(Records from a data source)

+++

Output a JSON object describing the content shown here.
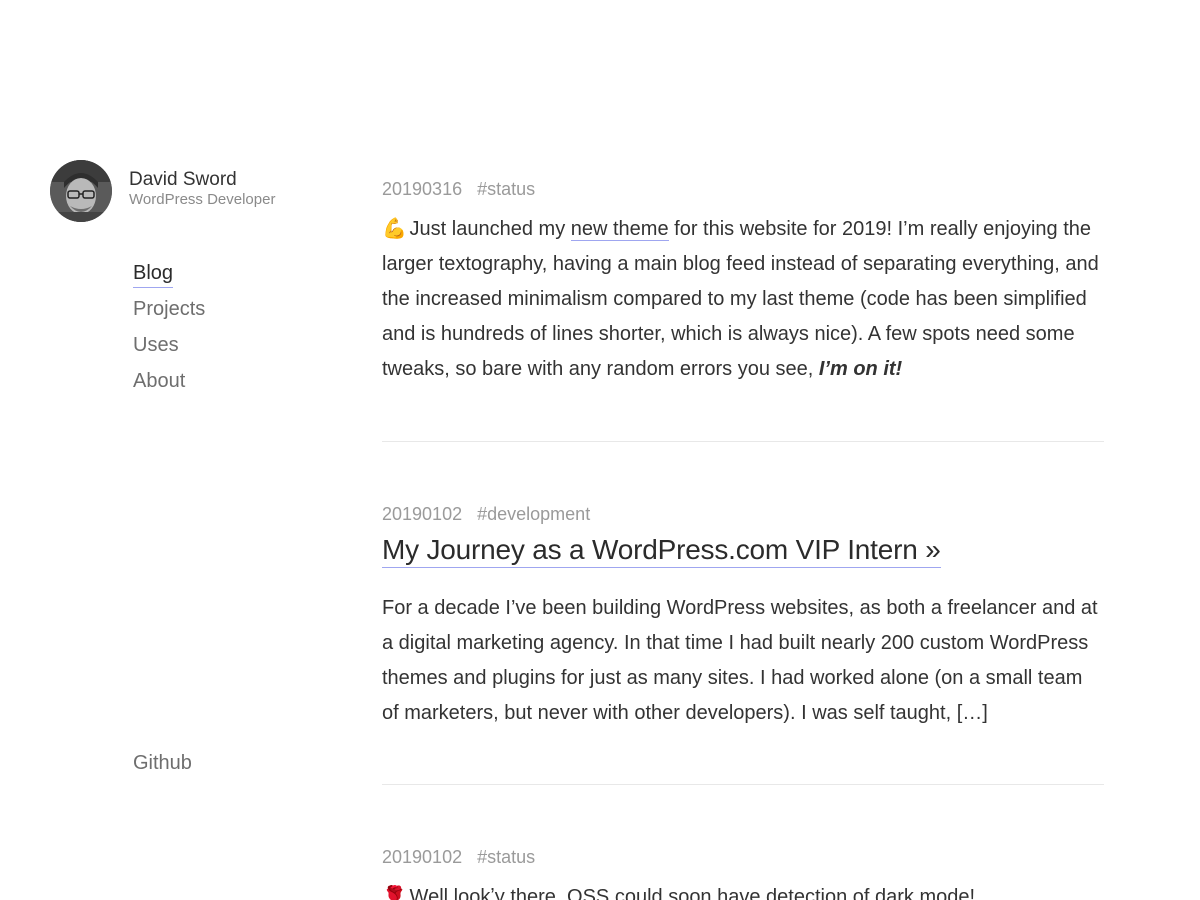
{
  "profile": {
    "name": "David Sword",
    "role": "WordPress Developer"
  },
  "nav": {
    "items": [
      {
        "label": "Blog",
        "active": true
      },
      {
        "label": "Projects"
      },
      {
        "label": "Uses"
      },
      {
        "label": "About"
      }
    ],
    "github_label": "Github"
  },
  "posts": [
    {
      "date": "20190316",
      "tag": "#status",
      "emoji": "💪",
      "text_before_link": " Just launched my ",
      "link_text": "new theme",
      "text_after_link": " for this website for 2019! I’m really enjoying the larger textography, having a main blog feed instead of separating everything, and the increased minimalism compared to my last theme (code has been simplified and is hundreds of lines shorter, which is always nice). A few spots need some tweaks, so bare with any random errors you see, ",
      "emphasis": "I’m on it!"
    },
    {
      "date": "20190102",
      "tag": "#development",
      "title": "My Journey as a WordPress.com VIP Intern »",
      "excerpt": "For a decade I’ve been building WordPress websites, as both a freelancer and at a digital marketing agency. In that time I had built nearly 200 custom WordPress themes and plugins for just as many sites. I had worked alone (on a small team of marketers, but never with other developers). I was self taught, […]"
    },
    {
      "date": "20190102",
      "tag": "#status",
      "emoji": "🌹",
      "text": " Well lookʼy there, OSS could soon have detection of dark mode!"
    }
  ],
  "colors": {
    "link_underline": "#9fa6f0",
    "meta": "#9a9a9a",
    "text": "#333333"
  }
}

+++

• _The request_
Omit any images, then output the listing exactly.

• _Solution to the problem_
Output a JSON object describing the content shown here.
{
  "profile": {
    "name": "David Sword",
    "role": "WordPress Developer"
  },
  "nav": {
    "items": [
      {
        "label": "Blog",
        "active": true
      },
      {
        "label": "Projects"
      },
      {
        "label": "Uses"
      },
      {
        "label": "About"
      }
    ],
    "github_label": "Github"
  },
  "posts": [
    {
      "date": "20190316",
      "tag": "#status",
      "emoji": "💪",
      "text_before_link": " Just launched my ",
      "link_text": "new theme",
      "text_after_link": " for this website for 2019! I’m really enjoying the larger textography, having a main blog feed instead of separating everything, and the increased minimalism compared to my last theme (code has been simplified and is hundreds of lines shorter, which is always nice). A few spots need some tweaks, so bare with any random errors you see, ",
      "emphasis": "I’m on it!"
    },
    {
      "date": "20190102",
      "tag": "#development",
      "title": "My Journey as a WordPress.com VIP Intern »",
      "excerpt": "For a decade I’ve been building WordPress websites, as both a freelancer and at a digital marketing agency. In that time I had built nearly 200 custom WordPress themes and plugins for just as many sites. I had worked alone (on a small team of marketers, but never with other developers). I was self taught, […]"
    },
    {
      "date": "20190102",
      "tag": "#status",
      "emoji": "🌹",
      "text": " Well lookʼy there, OSS could soon have detection of dark mode!"
    }
  ],
  "colors": {
    "link_underline": "#9fa6f0",
    "meta": "#9a9a9a",
    "text": "#333333"
  }
}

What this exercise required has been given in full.